Problem ::
Select the lines that contain "name" and copy each of them.

+++++

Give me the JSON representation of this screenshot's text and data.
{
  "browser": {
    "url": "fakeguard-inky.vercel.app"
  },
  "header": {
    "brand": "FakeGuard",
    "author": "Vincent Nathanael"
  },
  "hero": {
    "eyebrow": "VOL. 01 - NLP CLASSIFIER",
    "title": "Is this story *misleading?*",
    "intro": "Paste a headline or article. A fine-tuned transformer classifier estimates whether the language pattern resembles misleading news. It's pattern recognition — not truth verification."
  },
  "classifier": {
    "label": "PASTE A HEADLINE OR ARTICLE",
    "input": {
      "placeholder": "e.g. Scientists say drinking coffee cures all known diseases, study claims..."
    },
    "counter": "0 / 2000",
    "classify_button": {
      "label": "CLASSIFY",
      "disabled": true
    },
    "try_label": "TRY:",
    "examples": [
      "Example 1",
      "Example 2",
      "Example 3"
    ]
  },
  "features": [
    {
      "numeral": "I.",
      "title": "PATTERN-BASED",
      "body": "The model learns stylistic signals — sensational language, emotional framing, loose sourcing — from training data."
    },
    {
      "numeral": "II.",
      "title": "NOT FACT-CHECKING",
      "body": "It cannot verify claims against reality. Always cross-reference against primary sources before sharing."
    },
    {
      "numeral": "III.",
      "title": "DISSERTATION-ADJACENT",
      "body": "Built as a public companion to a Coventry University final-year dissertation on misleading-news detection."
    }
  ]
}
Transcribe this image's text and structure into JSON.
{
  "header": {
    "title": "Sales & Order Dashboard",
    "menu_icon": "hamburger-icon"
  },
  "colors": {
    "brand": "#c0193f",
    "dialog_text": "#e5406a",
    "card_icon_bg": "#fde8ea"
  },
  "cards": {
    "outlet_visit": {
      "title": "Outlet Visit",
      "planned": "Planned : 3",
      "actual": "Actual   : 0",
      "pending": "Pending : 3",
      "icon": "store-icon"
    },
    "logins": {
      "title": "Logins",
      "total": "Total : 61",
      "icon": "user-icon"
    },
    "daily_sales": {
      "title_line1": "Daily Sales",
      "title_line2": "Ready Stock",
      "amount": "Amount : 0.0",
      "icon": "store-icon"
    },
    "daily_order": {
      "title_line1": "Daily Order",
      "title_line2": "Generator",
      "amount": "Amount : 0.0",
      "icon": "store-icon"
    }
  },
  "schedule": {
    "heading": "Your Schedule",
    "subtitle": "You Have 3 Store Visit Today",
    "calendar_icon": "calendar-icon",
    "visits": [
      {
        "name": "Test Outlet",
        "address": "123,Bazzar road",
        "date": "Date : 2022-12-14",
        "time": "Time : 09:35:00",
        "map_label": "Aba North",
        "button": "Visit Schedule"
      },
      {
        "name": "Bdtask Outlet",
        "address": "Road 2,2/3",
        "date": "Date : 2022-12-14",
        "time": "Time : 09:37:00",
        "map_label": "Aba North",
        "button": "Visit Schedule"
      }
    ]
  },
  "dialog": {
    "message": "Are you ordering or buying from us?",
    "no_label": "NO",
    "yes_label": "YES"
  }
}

+++++

Task solution ::
        "name": "Test Outlet",
        "name": "Bdtask Outlet",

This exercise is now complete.